Records from a data collection:
[START]
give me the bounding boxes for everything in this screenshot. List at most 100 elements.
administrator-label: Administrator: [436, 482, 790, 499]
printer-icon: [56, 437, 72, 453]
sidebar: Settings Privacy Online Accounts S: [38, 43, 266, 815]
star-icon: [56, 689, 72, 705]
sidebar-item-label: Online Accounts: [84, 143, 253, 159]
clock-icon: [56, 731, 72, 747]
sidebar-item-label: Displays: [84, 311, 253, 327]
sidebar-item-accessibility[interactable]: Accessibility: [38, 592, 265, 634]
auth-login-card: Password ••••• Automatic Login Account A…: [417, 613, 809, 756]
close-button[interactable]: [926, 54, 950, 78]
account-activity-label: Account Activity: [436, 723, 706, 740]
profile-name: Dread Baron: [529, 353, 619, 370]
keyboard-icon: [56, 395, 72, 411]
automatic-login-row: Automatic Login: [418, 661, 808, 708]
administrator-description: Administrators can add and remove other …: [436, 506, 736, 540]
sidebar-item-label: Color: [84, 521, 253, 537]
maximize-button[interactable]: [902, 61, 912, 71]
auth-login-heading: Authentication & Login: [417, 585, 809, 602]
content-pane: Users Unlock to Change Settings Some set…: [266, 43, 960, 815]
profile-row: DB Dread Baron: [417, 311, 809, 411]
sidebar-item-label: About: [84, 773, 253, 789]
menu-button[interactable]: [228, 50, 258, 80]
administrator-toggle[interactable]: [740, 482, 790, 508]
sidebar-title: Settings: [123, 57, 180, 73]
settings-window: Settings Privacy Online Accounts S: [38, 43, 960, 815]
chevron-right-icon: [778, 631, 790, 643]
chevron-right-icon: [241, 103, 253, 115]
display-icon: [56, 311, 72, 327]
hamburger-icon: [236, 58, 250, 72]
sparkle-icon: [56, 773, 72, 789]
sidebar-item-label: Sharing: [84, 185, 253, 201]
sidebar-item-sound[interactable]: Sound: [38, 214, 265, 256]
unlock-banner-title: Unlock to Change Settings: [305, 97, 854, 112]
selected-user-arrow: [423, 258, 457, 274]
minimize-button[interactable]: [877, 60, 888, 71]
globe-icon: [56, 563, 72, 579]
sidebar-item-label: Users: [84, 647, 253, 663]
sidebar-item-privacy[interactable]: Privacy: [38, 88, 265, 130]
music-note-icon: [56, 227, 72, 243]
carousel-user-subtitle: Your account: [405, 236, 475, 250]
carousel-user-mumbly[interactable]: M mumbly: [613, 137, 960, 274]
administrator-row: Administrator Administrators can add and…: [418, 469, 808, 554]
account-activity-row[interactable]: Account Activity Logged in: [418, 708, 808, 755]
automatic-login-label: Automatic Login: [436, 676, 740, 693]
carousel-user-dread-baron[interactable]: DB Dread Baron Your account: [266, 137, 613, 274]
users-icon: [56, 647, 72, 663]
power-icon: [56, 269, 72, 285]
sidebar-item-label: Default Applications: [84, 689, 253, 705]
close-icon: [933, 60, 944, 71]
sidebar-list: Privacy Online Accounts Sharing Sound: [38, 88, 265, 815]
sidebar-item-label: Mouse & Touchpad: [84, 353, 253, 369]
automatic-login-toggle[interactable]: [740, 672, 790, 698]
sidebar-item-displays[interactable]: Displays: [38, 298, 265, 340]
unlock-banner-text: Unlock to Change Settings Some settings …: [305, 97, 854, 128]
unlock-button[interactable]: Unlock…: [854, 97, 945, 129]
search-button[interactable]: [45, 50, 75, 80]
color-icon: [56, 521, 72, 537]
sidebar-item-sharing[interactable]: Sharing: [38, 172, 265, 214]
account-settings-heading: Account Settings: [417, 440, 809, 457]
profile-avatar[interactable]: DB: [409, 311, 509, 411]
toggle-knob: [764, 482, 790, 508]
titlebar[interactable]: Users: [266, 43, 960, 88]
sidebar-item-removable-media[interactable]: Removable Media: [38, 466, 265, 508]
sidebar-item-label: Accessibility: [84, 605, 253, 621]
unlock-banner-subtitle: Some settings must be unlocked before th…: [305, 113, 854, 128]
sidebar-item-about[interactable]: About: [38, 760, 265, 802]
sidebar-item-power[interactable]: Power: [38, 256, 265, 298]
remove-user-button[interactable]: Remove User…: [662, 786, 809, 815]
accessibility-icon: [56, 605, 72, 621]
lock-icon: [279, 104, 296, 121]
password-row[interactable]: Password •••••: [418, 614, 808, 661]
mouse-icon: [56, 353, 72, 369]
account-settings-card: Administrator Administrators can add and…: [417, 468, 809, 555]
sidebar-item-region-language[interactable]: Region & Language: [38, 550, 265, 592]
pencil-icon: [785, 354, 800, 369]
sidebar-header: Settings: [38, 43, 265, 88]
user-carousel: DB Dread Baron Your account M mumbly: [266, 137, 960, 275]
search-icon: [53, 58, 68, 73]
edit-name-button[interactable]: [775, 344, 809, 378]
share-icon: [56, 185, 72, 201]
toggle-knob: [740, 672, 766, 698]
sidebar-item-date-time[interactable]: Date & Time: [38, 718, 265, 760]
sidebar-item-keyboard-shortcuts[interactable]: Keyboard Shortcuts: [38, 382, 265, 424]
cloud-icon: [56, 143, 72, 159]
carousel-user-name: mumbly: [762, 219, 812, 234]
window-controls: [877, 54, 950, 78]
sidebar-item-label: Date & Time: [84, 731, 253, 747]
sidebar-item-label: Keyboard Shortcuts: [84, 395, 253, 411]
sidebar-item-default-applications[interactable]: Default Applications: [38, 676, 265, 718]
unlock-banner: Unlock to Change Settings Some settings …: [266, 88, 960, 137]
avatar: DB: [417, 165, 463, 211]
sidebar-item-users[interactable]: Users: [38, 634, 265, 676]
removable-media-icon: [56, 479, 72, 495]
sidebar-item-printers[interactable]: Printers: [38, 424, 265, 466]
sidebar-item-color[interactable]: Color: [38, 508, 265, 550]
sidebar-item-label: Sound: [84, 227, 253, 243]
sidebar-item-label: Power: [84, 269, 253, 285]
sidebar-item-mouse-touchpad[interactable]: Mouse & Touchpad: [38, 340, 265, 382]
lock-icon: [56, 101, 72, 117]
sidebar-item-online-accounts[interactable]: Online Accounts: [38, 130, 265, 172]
[END]
Direction:
Print the records above line for line, with no changes.

Finished task:
give me the bounding boxes for everything in this screenshot. List at most 100 elements.
administrator-label: Administrator: [436, 482, 790, 499]
printer-icon: [56, 437, 72, 453]
sidebar: Settings Privacy Online Accounts S: [38, 43, 266, 815]
star-icon: [56, 689, 72, 705]
sidebar-item-label: Online Accounts: [84, 143, 253, 159]
clock-icon: [56, 731, 72, 747]
sidebar-item-label: Displays: [84, 311, 253, 327]
sidebar-item-accessibility[interactable]: Accessibility: [38, 592, 265, 634]
auth-login-card: Password ••••• Automatic Login Account A…: [417, 613, 809, 756]
close-button[interactable]: [926, 54, 950, 78]
account-activity-label: Account Activity: [436, 723, 706, 740]
profile-name: Dread Baron: [529, 353, 619, 370]
keyboard-icon: [56, 395, 72, 411]
automatic-login-row: Automatic Login: [418, 661, 808, 708]
administrator-description: Administrators can add and remove other …: [436, 506, 736, 540]
sidebar-item-label: Color: [84, 521, 253, 537]
maximize-button[interactable]: [902, 61, 912, 71]
auth-login-heading: Authentication & Login: [417, 585, 809, 602]
content-pane: Users Unlock to Change Settings Some set…: [266, 43, 960, 815]
profile-row: DB Dread Baron: [417, 311, 809, 411]
sidebar-item-label: About: [84, 773, 253, 789]
menu-button[interactable]: [228, 50, 258, 80]
administrator-toggle[interactable]: [740, 482, 790, 508]
sidebar-title: Settings: [123, 57, 180, 73]
settings-window: Settings Privacy Online Accounts S: [38, 43, 960, 815]
chevron-right-icon: [778, 631, 790, 643]
chevron-right-icon: [241, 103, 253, 115]
display-icon: [56, 311, 72, 327]
hamburger-icon: [236, 58, 250, 72]
sparkle-icon: [56, 773, 72, 789]
sidebar-item-label: Sharing: [84, 185, 253, 201]
sidebar-item-sound[interactable]: Sound: [38, 214, 265, 256]
unlock-banner-title: Unlock to Change Settings: [305, 97, 854, 112]
selected-user-arrow: [423, 258, 457, 274]
minimize-button[interactable]: [877, 60, 888, 71]
globe-icon: [56, 563, 72, 579]
sidebar-item-label: Users: [84, 647, 253, 663]
sidebar-item-privacy[interactable]: Privacy: [38, 88, 265, 130]
music-note-icon: [56, 227, 72, 243]
carousel-user-subtitle: Your account: [405, 236, 475, 250]
carousel-user-mumbly[interactable]: M mumbly: [613, 137, 960, 274]
administrator-row: Administrator Administrators can add and…: [418, 469, 808, 554]
account-activity-row[interactable]: Account Activity Logged in: [418, 708, 808, 755]
automatic-login-label: Automatic Login: [436, 676, 740, 693]
carousel-user-dread-baron[interactable]: DB Dread Baron Your account: [266, 137, 613, 274]
users-icon: [56, 647, 72, 663]
power-icon: [56, 269, 72, 285]
sidebar-item-label: Default Applications: [84, 689, 253, 705]
close-icon: [933, 60, 944, 71]
sidebar-list: Privacy Online Accounts Sharing Sound: [38, 88, 265, 815]
sidebar-item-label: Mouse & Touchpad: [84, 353, 253, 369]
automatic-login-toggle[interactable]: [740, 672, 790, 698]
sidebar-item-displays[interactable]: Displays: [38, 298, 265, 340]
unlock-banner-text: Unlock to Change Settings Some settings …: [305, 97, 854, 128]
unlock-button[interactable]: Unlock…: [854, 97, 945, 129]
search-button[interactable]: [45, 50, 75, 80]
color-icon: [56, 521, 72, 537]
sidebar-item-sharing[interactable]: Sharing: [38, 172, 265, 214]
account-settings-heading: Account Settings: [417, 440, 809, 457]
profile-avatar[interactable]: DB: [409, 311, 509, 411]
toggle-knob: [764, 482, 790, 508]
titlebar[interactable]: Users: [266, 43, 960, 88]
sidebar-item-removable-media[interactable]: Removable Media: [38, 466, 265, 508]
sidebar-item-label: Accessibility: [84, 605, 253, 621]
unlock-banner-subtitle: Some settings must be unlocked before th…: [305, 113, 854, 128]
sidebar-item-about[interactable]: About: [38, 760, 265, 802]
sidebar-item-power[interactable]: Power: [38, 256, 265, 298]
remove-user-button[interactable]: Remove User…: [662, 786, 809, 815]
accessibility-icon: [56, 605, 72, 621]
lock-icon: [279, 104, 296, 121]
password-row[interactable]: Password •••••: [418, 614, 808, 661]
mouse-icon: [56, 353, 72, 369]
account-settings-card: Administrator Administrators can add and…: [417, 468, 809, 555]
sidebar-item-region-language[interactable]: Region & Language: [38, 550, 265, 592]
pencil-icon: [785, 354, 800, 369]
sidebar-header: Settings: [38, 43, 265, 88]
user-carousel: DB Dread Baron Your account M mumbly: [266, 137, 960, 275]
search-icon: [53, 58, 68, 73]
edit-name-button[interactable]: [775, 344, 809, 378]
share-icon: [56, 185, 72, 201]
toggle-knob: [740, 672, 766, 698]
sidebar-item-date-time[interactable]: Date & Time: [38, 718, 265, 760]
sidebar-item-keyboard-shortcuts[interactable]: Keyboard Shortcuts: [38, 382, 265, 424]
cloud-icon: [56, 143, 72, 159]
carousel-user-name: mumbly: [762, 219, 812, 234]
window-controls: [877, 54, 950, 78]
sidebar-item-label: Date & Time: [84, 731, 253, 747]
sidebar-item-label: Keyboard Shortcuts: [84, 395, 253, 411]
sidebar-item-default-applications[interactable]: Default Applications: [38, 676, 265, 718]
unlock-banner: Unlock to Change Settings Some settings …: [266, 88, 960, 137]
avatar: DB: [417, 165, 463, 211]
sidebar-item-users[interactable]: Users: [38, 634, 265, 676]
removable-media-icon: [56, 479, 72, 495]
sidebar-item-printers[interactable]: Printers: [38, 424, 265, 466]
sidebar-item-color[interactable]: Color: [38, 508, 265, 550]
sidebar-item-label: Sound: [84, 227, 253, 243]
sidebar-item-label: Power: [84, 269, 253, 285]
sidebar-item-mouse-touchpad[interactable]: Mouse & Touchpad: [38, 340, 265, 382]
lock-icon: [56, 101, 72, 117]
sidebar-item-online-accounts[interactable]: Online Accounts: [38, 130, 265, 172]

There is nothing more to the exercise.